### Stored records
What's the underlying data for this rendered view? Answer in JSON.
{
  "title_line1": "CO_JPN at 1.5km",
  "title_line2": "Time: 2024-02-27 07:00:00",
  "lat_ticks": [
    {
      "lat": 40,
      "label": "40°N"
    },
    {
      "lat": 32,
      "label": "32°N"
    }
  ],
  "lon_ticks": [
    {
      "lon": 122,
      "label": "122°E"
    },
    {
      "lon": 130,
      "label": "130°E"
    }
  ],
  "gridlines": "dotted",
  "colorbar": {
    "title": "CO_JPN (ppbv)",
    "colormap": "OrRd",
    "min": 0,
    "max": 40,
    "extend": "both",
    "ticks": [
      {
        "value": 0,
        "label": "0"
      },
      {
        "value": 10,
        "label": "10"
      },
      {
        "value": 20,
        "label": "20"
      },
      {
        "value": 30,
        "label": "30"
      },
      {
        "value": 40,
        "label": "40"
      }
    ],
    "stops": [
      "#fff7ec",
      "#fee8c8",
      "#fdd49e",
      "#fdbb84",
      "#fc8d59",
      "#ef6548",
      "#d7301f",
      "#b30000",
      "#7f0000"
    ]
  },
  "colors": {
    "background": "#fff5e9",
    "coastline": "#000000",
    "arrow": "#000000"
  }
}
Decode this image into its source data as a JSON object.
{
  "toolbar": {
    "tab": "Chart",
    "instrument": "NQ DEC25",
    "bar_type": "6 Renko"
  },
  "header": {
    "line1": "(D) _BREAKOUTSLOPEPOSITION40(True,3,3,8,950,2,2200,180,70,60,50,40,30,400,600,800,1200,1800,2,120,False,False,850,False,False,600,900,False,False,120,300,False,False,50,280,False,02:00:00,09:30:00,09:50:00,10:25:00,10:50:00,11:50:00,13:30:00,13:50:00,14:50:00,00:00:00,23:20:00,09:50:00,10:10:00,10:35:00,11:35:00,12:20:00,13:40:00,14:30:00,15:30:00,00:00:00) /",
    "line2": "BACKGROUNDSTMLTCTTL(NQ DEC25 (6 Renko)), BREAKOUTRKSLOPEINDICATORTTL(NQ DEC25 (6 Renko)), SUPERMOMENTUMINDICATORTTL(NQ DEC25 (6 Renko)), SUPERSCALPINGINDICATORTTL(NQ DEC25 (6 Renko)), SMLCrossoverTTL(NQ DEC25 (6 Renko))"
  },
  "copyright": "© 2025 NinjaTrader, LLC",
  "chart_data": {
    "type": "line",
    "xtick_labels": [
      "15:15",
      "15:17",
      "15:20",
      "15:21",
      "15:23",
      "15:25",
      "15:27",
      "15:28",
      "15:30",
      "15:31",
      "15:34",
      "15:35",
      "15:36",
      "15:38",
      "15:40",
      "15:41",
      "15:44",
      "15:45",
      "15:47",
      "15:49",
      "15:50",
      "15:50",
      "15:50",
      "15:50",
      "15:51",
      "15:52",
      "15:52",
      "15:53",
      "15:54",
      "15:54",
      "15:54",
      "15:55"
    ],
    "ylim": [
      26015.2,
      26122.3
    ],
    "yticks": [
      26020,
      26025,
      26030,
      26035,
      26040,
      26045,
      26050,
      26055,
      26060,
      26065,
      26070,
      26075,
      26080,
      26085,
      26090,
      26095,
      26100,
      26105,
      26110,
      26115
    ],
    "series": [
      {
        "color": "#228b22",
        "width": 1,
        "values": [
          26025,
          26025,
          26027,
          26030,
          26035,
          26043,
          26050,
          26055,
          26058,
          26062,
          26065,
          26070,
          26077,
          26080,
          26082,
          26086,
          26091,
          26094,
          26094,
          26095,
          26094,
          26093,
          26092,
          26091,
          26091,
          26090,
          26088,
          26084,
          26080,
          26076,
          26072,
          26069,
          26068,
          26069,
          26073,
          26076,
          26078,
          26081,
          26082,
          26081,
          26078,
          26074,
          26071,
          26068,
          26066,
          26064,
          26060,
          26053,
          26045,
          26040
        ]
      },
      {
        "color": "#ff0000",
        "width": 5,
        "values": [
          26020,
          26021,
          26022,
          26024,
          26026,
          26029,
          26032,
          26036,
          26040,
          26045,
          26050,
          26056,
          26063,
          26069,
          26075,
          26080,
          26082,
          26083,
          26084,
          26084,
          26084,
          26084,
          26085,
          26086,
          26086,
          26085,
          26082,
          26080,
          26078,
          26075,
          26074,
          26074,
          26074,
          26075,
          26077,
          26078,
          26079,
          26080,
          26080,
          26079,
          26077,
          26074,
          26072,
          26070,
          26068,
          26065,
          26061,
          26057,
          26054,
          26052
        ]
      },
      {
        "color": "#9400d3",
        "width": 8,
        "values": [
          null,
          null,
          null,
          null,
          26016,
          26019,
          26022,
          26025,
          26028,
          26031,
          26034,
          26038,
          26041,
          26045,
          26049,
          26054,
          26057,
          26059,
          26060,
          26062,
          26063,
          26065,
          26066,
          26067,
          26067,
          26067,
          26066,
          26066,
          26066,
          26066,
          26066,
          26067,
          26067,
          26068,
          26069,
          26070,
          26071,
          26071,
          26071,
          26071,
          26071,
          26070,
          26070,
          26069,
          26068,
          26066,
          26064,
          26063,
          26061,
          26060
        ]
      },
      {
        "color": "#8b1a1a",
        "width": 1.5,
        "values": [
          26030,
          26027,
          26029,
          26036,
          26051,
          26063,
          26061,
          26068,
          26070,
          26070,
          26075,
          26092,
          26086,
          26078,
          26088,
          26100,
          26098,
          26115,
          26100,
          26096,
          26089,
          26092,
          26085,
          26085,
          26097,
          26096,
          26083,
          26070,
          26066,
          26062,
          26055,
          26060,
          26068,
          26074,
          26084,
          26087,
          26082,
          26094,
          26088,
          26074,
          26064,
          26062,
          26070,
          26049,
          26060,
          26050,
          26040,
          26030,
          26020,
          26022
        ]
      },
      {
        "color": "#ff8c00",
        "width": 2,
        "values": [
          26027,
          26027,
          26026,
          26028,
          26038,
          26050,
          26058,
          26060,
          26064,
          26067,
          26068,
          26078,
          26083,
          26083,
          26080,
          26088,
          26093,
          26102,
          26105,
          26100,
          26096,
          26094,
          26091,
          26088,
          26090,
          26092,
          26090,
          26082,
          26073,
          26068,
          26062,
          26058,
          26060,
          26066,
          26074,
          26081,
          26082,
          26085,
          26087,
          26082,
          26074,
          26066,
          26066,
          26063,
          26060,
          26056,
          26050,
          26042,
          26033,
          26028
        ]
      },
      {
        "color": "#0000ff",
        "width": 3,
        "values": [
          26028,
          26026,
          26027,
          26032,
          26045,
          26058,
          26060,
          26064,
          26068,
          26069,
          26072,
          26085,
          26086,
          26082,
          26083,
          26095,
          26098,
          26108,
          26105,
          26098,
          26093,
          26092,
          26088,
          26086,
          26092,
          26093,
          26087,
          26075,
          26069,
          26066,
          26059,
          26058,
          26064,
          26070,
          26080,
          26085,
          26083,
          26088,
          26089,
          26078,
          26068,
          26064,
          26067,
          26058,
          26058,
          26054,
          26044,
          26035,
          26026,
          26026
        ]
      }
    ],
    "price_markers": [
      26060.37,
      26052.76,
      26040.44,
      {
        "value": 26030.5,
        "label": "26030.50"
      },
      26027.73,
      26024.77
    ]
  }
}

### Your objective
Only lines with the string "JSON" belong in your answer; copy each one.

### The completed task
What's the underlying data for this rendered view? Answer in JSON.
Decode this image into its source data as a JSON object.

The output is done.